--- START Working data ---

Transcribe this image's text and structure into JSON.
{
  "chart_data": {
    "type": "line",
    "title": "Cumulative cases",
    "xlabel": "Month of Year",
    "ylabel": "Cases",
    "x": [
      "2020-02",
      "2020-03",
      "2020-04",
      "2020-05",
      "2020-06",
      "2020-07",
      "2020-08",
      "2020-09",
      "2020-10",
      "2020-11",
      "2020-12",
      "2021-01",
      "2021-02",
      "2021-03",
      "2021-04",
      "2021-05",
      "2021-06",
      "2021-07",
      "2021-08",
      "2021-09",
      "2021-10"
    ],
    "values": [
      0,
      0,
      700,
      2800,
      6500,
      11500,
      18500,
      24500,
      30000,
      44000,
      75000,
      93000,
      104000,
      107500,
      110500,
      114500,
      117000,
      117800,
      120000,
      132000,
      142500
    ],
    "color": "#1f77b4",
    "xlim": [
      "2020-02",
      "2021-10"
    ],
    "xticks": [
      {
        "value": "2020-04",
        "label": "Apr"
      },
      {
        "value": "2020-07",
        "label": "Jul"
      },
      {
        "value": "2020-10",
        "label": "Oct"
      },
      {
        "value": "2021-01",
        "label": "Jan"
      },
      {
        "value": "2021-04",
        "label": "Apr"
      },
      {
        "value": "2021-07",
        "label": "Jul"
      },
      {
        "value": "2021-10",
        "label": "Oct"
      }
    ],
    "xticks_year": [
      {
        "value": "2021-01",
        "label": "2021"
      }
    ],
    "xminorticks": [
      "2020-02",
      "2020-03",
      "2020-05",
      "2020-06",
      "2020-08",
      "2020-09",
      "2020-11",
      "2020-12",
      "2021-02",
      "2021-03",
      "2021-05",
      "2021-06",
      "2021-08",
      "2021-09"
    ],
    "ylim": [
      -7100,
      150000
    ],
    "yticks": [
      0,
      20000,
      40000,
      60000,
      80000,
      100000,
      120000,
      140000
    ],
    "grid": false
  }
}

--- END Working data ---
--- START Working data ---

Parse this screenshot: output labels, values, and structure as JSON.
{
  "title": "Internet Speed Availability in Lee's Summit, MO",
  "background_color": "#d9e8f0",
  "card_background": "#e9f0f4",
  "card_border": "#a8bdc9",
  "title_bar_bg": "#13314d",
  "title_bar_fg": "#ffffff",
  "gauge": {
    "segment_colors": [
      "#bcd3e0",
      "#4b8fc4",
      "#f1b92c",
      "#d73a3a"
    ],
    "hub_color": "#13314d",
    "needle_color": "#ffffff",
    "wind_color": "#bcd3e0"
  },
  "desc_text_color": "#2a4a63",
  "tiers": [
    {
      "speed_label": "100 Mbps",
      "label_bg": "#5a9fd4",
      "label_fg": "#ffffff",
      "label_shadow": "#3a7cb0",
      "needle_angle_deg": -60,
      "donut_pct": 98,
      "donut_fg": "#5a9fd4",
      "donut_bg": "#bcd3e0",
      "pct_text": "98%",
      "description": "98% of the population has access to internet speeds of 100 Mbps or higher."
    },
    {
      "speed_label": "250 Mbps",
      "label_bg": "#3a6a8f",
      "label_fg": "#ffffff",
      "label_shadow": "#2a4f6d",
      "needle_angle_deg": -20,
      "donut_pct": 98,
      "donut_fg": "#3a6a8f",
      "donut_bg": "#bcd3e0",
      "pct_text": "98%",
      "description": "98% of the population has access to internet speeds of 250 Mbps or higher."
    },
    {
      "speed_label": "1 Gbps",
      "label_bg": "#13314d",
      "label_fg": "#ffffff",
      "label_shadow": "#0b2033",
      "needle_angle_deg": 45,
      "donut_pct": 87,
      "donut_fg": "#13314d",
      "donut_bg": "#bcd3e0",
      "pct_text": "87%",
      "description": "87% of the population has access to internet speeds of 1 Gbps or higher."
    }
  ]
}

--- END Working data ---
--- START Working data ---

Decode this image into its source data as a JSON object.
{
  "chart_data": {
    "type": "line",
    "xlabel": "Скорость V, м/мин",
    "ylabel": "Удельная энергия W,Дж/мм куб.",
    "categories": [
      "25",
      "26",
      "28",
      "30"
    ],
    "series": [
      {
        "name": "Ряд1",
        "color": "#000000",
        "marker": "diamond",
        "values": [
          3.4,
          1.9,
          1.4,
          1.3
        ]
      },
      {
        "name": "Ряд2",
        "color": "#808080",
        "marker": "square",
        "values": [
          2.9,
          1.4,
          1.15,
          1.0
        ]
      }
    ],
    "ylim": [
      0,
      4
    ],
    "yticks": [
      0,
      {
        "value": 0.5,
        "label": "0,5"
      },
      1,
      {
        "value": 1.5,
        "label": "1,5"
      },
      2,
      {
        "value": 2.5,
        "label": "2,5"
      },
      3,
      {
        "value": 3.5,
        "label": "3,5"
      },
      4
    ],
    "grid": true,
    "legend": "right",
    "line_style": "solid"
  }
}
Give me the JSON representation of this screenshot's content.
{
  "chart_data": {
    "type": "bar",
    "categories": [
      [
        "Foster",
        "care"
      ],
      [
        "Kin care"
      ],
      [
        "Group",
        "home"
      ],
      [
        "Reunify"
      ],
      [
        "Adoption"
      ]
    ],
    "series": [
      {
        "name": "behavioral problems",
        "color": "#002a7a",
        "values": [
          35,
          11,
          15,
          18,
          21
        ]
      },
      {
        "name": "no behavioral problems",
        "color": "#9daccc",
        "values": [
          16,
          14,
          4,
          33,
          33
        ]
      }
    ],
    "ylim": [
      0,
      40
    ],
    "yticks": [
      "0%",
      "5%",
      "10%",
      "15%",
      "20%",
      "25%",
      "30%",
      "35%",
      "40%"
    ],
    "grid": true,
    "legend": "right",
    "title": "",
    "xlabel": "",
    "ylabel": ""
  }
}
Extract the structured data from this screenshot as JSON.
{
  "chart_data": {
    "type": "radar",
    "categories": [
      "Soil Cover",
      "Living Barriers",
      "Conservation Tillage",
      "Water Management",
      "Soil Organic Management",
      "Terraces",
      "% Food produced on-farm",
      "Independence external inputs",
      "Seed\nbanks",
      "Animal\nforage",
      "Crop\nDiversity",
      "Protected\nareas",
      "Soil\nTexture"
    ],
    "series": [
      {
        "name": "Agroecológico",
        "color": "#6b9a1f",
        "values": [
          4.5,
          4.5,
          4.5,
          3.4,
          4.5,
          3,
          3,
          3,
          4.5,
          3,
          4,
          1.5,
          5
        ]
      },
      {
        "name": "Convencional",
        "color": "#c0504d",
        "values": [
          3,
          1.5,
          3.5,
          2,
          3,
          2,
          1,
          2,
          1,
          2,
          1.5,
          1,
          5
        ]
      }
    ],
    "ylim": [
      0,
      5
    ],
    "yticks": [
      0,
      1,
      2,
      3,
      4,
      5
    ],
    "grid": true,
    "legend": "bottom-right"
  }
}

--- END Working data ---

* **Challenge**:
Gather all the lines that include the word "population" and copy them out.

* **Expected answer**:
      "description": "98% of the population has access to internet speeds of 100 Mbps or higher."
      "description": "98% of the population has access to internet speeds of 250 Mbps or higher."
      "description": "87% of the population has access to internet speeds of 1 Gbps or higher."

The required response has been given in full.